# start of Data entries

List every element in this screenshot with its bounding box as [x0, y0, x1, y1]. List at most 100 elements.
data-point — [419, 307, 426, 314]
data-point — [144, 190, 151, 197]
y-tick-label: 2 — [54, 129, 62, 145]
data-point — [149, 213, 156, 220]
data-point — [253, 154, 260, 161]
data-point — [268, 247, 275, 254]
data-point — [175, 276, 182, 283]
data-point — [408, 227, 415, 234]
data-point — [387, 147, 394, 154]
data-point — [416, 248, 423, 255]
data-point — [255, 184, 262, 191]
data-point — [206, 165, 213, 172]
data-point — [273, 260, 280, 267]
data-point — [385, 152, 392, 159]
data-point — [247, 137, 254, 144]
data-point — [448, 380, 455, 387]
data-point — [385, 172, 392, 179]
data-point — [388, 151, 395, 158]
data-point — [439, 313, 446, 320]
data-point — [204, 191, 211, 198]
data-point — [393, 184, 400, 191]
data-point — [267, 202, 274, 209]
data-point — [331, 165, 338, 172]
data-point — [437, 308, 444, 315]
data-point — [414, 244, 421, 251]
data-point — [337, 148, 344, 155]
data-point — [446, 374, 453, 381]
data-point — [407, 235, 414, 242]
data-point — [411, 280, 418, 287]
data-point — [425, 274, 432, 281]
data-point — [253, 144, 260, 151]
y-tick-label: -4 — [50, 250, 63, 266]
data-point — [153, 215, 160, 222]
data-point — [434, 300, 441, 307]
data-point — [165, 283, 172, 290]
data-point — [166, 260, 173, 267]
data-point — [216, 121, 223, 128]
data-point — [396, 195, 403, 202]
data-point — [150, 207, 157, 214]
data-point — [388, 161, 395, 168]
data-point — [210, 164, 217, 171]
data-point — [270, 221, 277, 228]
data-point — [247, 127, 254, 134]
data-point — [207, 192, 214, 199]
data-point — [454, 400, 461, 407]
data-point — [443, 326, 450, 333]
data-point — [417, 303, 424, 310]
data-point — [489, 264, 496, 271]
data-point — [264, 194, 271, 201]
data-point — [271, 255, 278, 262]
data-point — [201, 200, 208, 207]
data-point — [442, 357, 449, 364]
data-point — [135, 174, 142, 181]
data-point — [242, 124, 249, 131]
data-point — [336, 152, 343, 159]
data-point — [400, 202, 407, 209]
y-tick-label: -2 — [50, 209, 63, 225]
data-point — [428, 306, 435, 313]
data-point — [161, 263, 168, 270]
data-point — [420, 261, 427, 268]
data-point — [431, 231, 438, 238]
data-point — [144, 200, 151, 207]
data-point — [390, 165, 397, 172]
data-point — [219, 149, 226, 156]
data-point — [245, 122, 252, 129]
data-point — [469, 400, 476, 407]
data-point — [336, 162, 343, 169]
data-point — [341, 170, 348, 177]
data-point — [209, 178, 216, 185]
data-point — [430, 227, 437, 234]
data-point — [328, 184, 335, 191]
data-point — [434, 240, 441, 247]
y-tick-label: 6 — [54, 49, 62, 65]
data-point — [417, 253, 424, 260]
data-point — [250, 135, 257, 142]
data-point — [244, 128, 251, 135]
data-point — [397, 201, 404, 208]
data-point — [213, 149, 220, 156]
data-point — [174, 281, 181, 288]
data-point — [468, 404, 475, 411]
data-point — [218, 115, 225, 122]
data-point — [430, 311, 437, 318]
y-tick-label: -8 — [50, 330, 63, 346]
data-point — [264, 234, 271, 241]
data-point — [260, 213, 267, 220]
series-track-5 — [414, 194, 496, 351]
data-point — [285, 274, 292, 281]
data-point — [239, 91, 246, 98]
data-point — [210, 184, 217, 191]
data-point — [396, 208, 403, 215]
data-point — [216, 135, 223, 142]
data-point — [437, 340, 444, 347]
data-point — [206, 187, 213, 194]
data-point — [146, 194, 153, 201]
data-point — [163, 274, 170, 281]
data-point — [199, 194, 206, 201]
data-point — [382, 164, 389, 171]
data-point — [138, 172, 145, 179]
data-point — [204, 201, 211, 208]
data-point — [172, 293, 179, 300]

# end of Data entries

:: What you are asked to do ::
Reproduce every line of the item above verbatim, without changing anything.

:: Response ::
List every element in this screenshot with its bounding box as [x0, y0, x1, y1]. List at most 100 elements.
data-point — [419, 307, 426, 314]
data-point — [144, 190, 151, 197]
y-tick-label: 2 — [54, 129, 62, 145]
data-point — [149, 213, 156, 220]
data-point — [253, 154, 260, 161]
data-point — [268, 247, 275, 254]
data-point — [175, 276, 182, 283]
data-point — [408, 227, 415, 234]
data-point — [387, 147, 394, 154]
data-point — [416, 248, 423, 255]
data-point — [255, 184, 262, 191]
data-point — [206, 165, 213, 172]
data-point — [273, 260, 280, 267]
data-point — [385, 152, 392, 159]
data-point — [247, 137, 254, 144]
data-point — [448, 380, 455, 387]
data-point — [385, 172, 392, 179]
data-point — [388, 151, 395, 158]
data-point — [439, 313, 446, 320]
data-point — [204, 191, 211, 198]
data-point — [393, 184, 400, 191]
data-point — [267, 202, 274, 209]
data-point — [331, 165, 338, 172]
data-point — [437, 308, 444, 315]
data-point — [414, 244, 421, 251]
data-point — [337, 148, 344, 155]
data-point — [446, 374, 453, 381]
data-point — [407, 235, 414, 242]
data-point — [411, 280, 418, 287]
data-point — [425, 274, 432, 281]
data-point — [253, 144, 260, 151]
y-tick-label: -4 — [50, 250, 63, 266]
data-point — [153, 215, 160, 222]
data-point — [434, 300, 441, 307]
data-point — [165, 283, 172, 290]
data-point — [166, 260, 173, 267]
data-point — [216, 121, 223, 128]
data-point — [396, 195, 403, 202]
data-point — [150, 207, 157, 214]
data-point — [388, 161, 395, 168]
data-point — [210, 164, 217, 171]
data-point — [270, 221, 277, 228]
data-point — [247, 127, 254, 134]
data-point — [207, 192, 214, 199]
data-point — [454, 400, 461, 407]
data-point — [443, 326, 450, 333]
data-point — [417, 303, 424, 310]
data-point — [489, 264, 496, 271]
data-point — [264, 194, 271, 201]
data-point — [271, 255, 278, 262]
data-point — [201, 200, 208, 207]
data-point — [442, 357, 449, 364]
data-point — [135, 174, 142, 181]
data-point — [242, 124, 249, 131]
data-point — [336, 152, 343, 159]
data-point — [400, 202, 407, 209]
y-tick-label: -2 — [50, 209, 63, 225]
data-point — [428, 306, 435, 313]
data-point — [161, 263, 168, 270]
data-point — [420, 261, 427, 268]
data-point — [431, 231, 438, 238]
data-point — [144, 200, 151, 207]
data-point — [390, 165, 397, 172]
data-point — [219, 149, 226, 156]
data-point — [245, 122, 252, 129]
data-point — [469, 400, 476, 407]
data-point — [336, 162, 343, 169]
data-point — [341, 170, 348, 177]
data-point — [209, 178, 216, 185]
data-point — [430, 227, 437, 234]
data-point — [328, 184, 335, 191]
data-point — [434, 240, 441, 247]
y-tick-label: 6 — [54, 49, 62, 65]
data-point — [417, 253, 424, 260]
data-point — [250, 135, 257, 142]
data-point — [244, 128, 251, 135]
data-point — [397, 201, 404, 208]
data-point — [213, 149, 220, 156]
data-point — [174, 281, 181, 288]
data-point — [468, 404, 475, 411]
data-point — [218, 115, 225, 122]
data-point — [430, 311, 437, 318]
y-tick-label: -8 — [50, 330, 63, 346]
data-point — [264, 234, 271, 241]
data-point — [260, 213, 267, 220]
series-track-5 — [414, 194, 496, 351]
data-point — [285, 274, 292, 281]
data-point — [239, 91, 246, 98]
data-point — [210, 184, 217, 191]
data-point — [396, 208, 403, 215]
data-point — [216, 135, 223, 142]
data-point — [437, 340, 444, 347]
data-point — [206, 187, 213, 194]
data-point — [146, 194, 153, 201]
data-point — [163, 274, 170, 281]
data-point — [199, 194, 206, 201]
data-point — [382, 164, 389, 171]
data-point — [138, 172, 145, 179]
data-point — [204, 201, 211, 208]
data-point — [172, 293, 179, 300]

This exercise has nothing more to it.